Format the listing lines from the line with "x-tick-label: Q3 04 [1492, 819, 1607, 867]" through the line with "Annotate this image: element", both included, as a numbered list. Omit any blank lines.

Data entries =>
☆ ☆ ☆ ☆ ☆ ☆ ☆

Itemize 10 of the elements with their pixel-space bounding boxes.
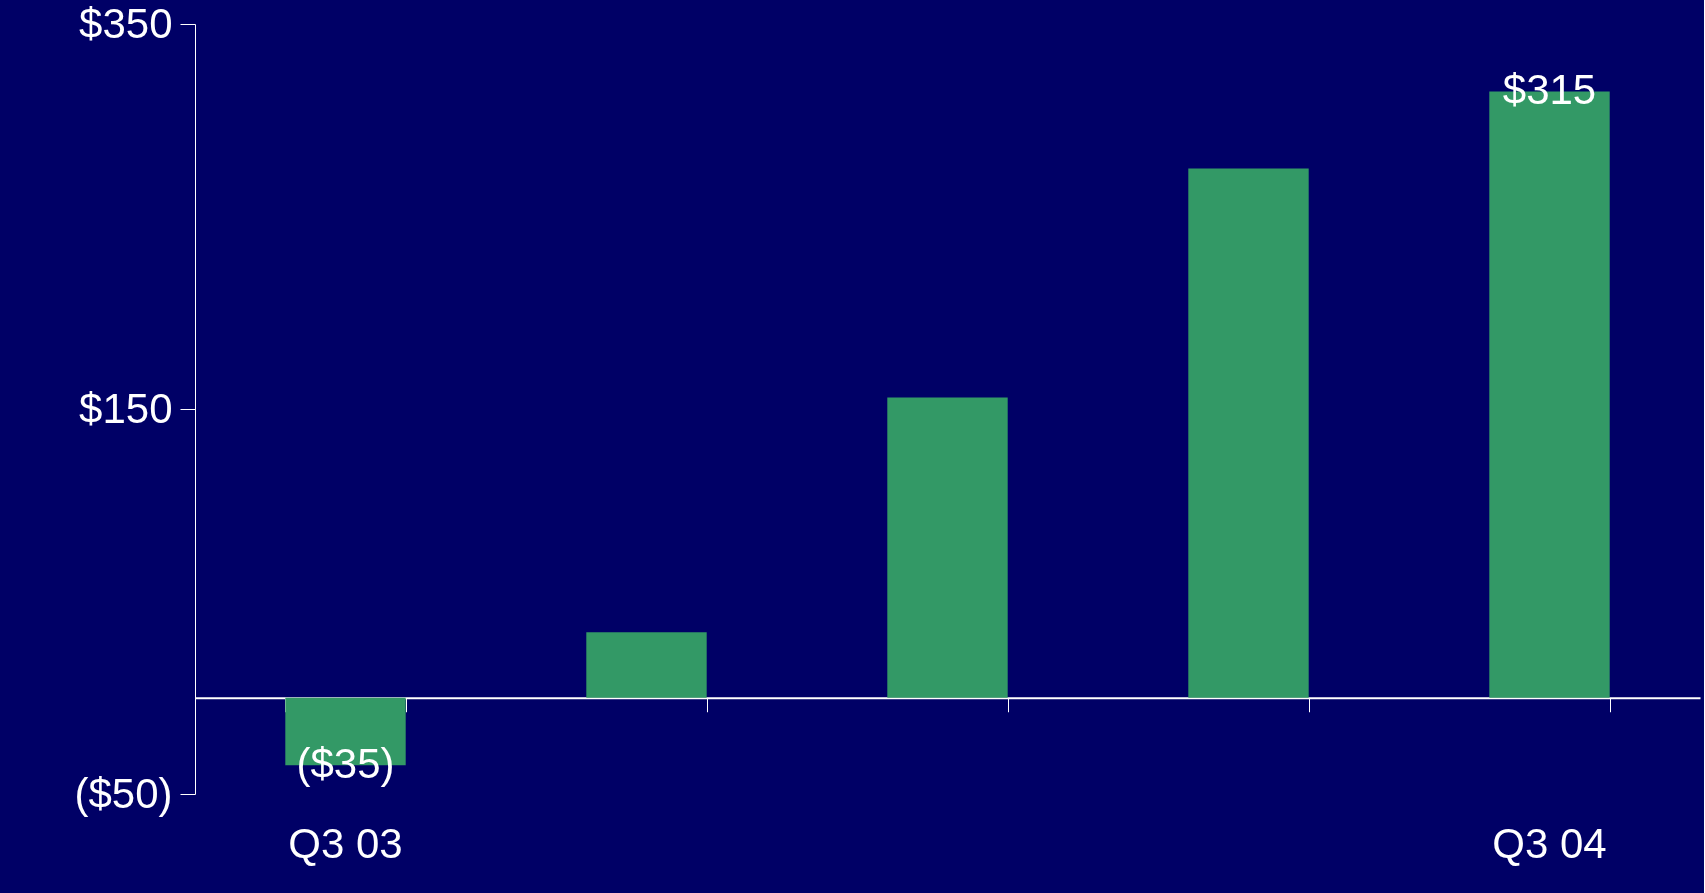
x-tick-label: Q3 04 [1492, 819, 1607, 867]
data-label: ($35) [296, 740, 395, 788]
bar [1188, 168, 1309, 698]
bar [586, 632, 707, 698]
x-tick-label: Q3 03 [288, 819, 403, 867]
y-tick-label: ($50) [74, 769, 173, 817]
data-label: $315 [1502, 66, 1597, 114]
bar [887, 397, 1008, 698]
y-tick-label: $350 [79, 0, 173, 47]
y-tick-label: $150 [79, 384, 173, 432]
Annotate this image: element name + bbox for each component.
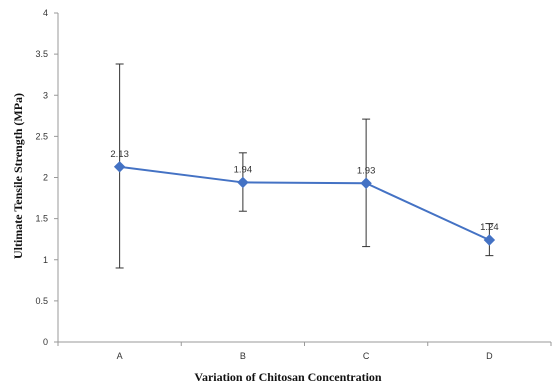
y-tick-label: 1.5 <box>35 214 48 224</box>
data-point <box>360 177 372 189</box>
y-tick-label: 3.5 <box>35 49 48 59</box>
x-tick-label: A <box>117 351 123 361</box>
y-tick-label: 0.5 <box>35 296 48 306</box>
y-tick-label: 2 <box>43 173 48 183</box>
data-points <box>113 161 496 246</box>
data-label: 1.24 <box>480 222 499 233</box>
data-point <box>483 234 496 246</box>
x-tick-label: C <box>363 351 370 361</box>
y-tick-label: 2.5 <box>35 131 48 141</box>
x-axis-title: Variation of Chitosan Concentration <box>194 370 382 384</box>
y-tick-label: 0 <box>43 337 48 347</box>
y-tick-label: 4 <box>43 8 48 18</box>
y-axis-title: Ultimate Tensile Strength (MPa) <box>11 93 25 259</box>
axes <box>57 13 551 343</box>
x-tick-label: B <box>240 351 246 361</box>
data-label: 1.94 <box>234 164 253 175</box>
y-tick-label: 1 <box>43 255 48 265</box>
error-bars <box>115 63 494 269</box>
data-point <box>237 176 249 189</box>
data-label: 1.93 <box>357 165 376 176</box>
x-tick-labels: A B C D <box>57 342 552 361</box>
data-point <box>113 161 126 173</box>
data-labels: 2.13 1.94 1.93 1.24 <box>110 149 498 233</box>
data-label: 2.13 <box>110 149 129 160</box>
y-tick-label: 3 <box>43 90 48 100</box>
x-tick-label: D <box>486 351 493 361</box>
y-tick-labels: 0 0.5 1 1.5 2 2.5 3 3.5 4 <box>35 8 58 347</box>
series-line <box>119 165 490 241</box>
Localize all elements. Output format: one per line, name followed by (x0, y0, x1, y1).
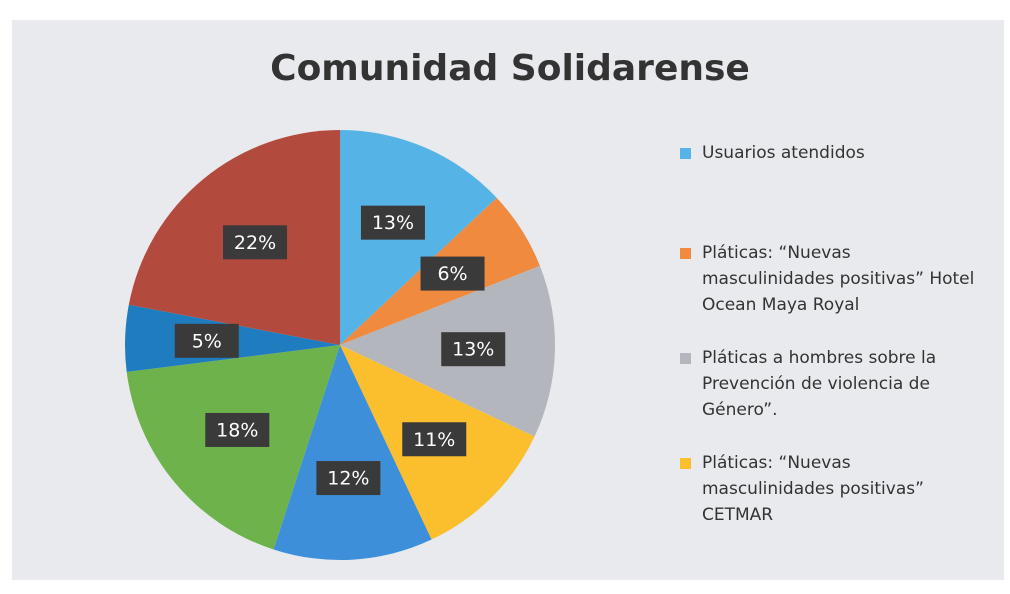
data-label: 13% (372, 212, 414, 234)
legend-label: Pláticas a hombres sobre la Prevención d… (702, 348, 937, 420)
data-label-box (441, 332, 506, 367)
chart-title: Comunidad Solidarense (270, 48, 750, 89)
data-label-box (402, 422, 467, 457)
data-label: 13% (452, 339, 494, 361)
legend-label: Usuarios atendidos (702, 143, 865, 163)
legend-swatch (680, 353, 691, 364)
data-label-box (223, 225, 288, 260)
legend-label: Pláticas: “Nuevas masculinidades positiv… (702, 243, 975, 315)
legend-item: Pláticas: “Nuevas masculinidades positiv… (680, 450, 980, 528)
pie-slice (273, 345, 432, 561)
data-label-box (420, 256, 485, 291)
data-label: 12% (327, 468, 369, 490)
data-label-box (174, 323, 239, 358)
data-label-box (316, 461, 381, 496)
data-label: 5% (192, 330, 222, 352)
legend-item: Pláticas: “Nuevas masculinidades positiv… (680, 240, 980, 318)
data-label: 6% (437, 263, 467, 285)
legend-label: Pláticas: “Nuevas masculinidades positiv… (702, 453, 924, 525)
pie-slice (126, 345, 340, 550)
legend-item: Pláticas a hombres sobre la Prevención d… (680, 345, 980, 423)
legend-swatch (680, 248, 691, 259)
data-label-box (205, 412, 270, 447)
data-label: 22% (234, 232, 276, 254)
data-label-box (360, 205, 425, 240)
legend-swatch (680, 148, 691, 159)
legend-item: Usuarios atendidos (680, 140, 865, 166)
legend-swatch (680, 458, 691, 469)
data-label: 18% (216, 419, 258, 441)
data-label: 11% (413, 429, 455, 451)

☆ ☆ ☆ ☆ ☆ ☆ ☆

Output of the exercise =>
1. x-tick-label: Q3 04 [1492, 819, 1607, 867]
2. data-label: ($35) [296, 740, 395, 788]
3. bar [1188, 168, 1309, 698]
4. bar [586, 632, 707, 698]
5. x-tick-label: Q3 03 [288, 819, 403, 867]
6. y-tick-label: ($50) [74, 769, 173, 817]
7. data-label: $315 [1502, 66, 1597, 114]
8. bar [887, 397, 1008, 698]
9. y-tick-label: $350 [79, 0, 173, 47]
10. y-tick-label: $150 [79, 384, 173, 432]
11. Annotate this image: element name + bbox for each component.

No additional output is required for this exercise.